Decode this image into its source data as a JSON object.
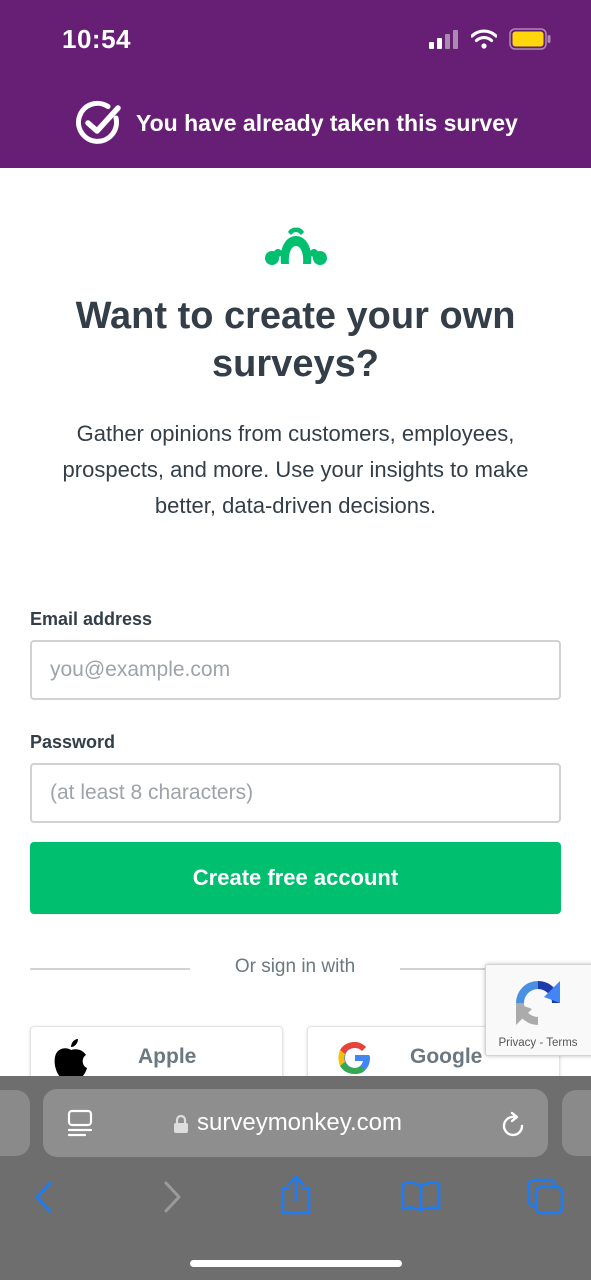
{
  "status_bar": {
    "time": "10:54"
  },
  "banner": {
    "text": "You have already taken this survey"
  },
  "hero": {
    "headline": "Want to create your own surveys?",
    "subtitle": "Gather opinions from customers, employees, prospects, and more. Use your insights to make better, data-driven decisions."
  },
  "form": {
    "email_label": "Email address",
    "email_placeholder": "you@example.com",
    "password_label": "Password",
    "password_placeholder": "(at least 8 characters)",
    "submit_label": "Create free account"
  },
  "social": {
    "divider_text": "Or sign in with",
    "apple_label": "Apple",
    "google_label": "Google"
  },
  "recaptcha": {
    "privacy": "Privacy",
    "separator": "-",
    "terms": "Terms"
  },
  "browser": {
    "url": "surveymonkey.com"
  },
  "colors": {
    "header": "#671e75",
    "primary": "#00bf6f",
    "text": "#333e48",
    "battery": "#ffd60a"
  },
  "icons": [
    "signal-icon",
    "wifi-icon",
    "battery-icon",
    "checkmark-circle-icon",
    "surveymonkey-logo-icon",
    "apple-icon",
    "google-icon",
    "recaptcha-icon",
    "reader-icon",
    "lock-icon",
    "reload-icon",
    "back-icon",
    "forward-icon",
    "share-icon",
    "bookmarks-icon",
    "tabs-icon"
  ]
}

#### OBJECTIVE:
Using the listing, copy every line where the word "data" shows up.

#### EXERCISE OUTPUT:
Decode this image into its source data as a JSON object.
    "subtitle": "Gather opinions from customers, employees, prospects, and more. Use your insights to make better, data-driven decisions."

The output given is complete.